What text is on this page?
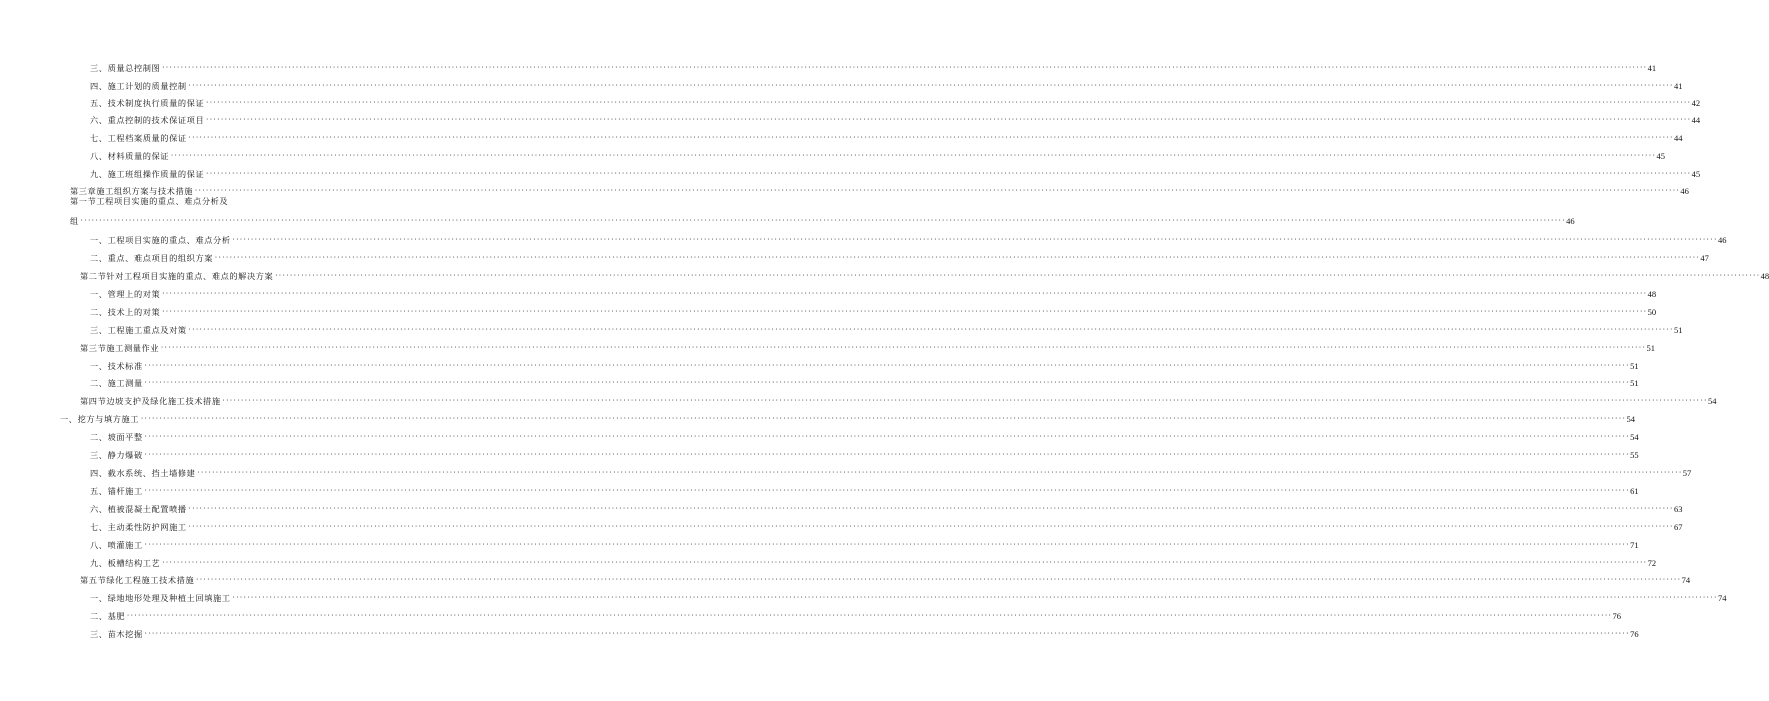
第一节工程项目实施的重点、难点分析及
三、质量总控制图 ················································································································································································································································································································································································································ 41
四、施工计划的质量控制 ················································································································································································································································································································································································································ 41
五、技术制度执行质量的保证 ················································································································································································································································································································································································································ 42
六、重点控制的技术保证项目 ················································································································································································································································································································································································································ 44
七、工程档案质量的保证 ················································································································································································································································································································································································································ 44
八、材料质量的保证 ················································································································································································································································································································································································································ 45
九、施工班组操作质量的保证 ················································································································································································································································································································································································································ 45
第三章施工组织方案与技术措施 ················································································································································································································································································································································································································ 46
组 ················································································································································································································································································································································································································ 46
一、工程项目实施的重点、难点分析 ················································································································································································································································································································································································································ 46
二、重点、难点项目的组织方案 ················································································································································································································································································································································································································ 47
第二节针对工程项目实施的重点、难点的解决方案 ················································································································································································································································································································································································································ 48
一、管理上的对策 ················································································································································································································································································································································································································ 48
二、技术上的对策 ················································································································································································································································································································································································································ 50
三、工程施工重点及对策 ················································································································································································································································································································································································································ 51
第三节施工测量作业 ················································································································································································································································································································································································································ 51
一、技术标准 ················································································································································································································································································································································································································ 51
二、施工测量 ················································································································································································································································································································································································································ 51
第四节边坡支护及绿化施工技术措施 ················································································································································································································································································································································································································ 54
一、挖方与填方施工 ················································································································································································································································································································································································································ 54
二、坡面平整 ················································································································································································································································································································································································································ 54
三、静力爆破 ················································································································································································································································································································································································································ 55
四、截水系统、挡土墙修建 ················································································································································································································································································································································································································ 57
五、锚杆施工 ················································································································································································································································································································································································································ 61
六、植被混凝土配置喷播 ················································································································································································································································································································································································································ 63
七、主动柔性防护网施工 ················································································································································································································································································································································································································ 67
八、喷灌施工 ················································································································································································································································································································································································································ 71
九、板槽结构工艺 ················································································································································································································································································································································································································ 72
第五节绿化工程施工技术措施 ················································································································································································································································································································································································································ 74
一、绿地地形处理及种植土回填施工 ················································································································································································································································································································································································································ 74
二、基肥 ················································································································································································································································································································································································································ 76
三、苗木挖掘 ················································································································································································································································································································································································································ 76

§ **Challenge**
Repeat each line of the records above exactly, but do not copy the pictures.

§ **Full answer**
What text is on this page?
第一节工程项目实施的重点、难点分析及
三、质量总控制图 ················································································································································································································································································································································································································ 41
四、施工计划的质量控制 ················································································································································································································································································································································································································ 41
五、技术制度执行质量的保证 ················································································································································································································································································································································································································ 42
六、重点控制的技术保证项目 ················································································································································································································································································································································································································ 44
七、工程档案质量的保证 ················································································································································································································································································································································································································ 44
八、材料质量的保证 ················································································································································································································································································································································································································ 45
九、施工班组操作质量的保证 ················································································································································································································································································································································································································ 45
第三章施工组织方案与技术措施 ················································································································································································································································································································································································································ 46
组 ················································································································································································································································································································································································································ 46
一、工程项目实施的重点、难点分析 ················································································································································································································································································································································································································ 46
二、重点、难点项目的组织方案 ················································································································································································································································································································································································································ 47
第二节针对工程项目实施的重点、难点的解决方案 ················································································································································································································································································································································································································ 48
一、管理上的对策 ················································································································································································································································································································································································································ 48
二、技术上的对策 ················································································································································································································································································································································································································ 50
三、工程施工重点及对策 ················································································································································································································································································································································································································ 51
第三节施工测量作业 ················································································································································································································································································································································································································ 51
一、技术标准 ················································································································································································································································································································································································································ 51
二、施工测量 ················································································································································································································································································································································································································ 51
第四节边坡支护及绿化施工技术措施 ················································································································································································································································································································································································································ 54
一、挖方与填方施工 ················································································································································································································································································································································································································ 54
二、坡面平整 ················································································································································································································································································································································································································ 54
三、静力爆破 ················································································································································································································································································································································································································ 55
四、截水系统、挡土墙修建 ················································································································································································································································································································································································································ 57
五、锚杆施工 ················································································································································································································································································································································································································ 61
六、植被混凝土配置喷播 ················································································································································································································································································································································································································ 63
七、主动柔性防护网施工 ················································································································································································································································································································································································································ 67
八、喷灌施工 ················································································································································································································································································································································································································ 71
九、板槽结构工艺 ················································································································································································································································································································································································································ 72
第五节绿化工程施工技术措施 ················································································································································································································································································································································································································ 74
一、绿地地形处理及种植土回填施工 ················································································································································································································································································································································································································ 74
二、基肥 ················································································································································································································································································································································································································ 76
三、苗木挖掘 ················································································································································································································································································································································································································ 76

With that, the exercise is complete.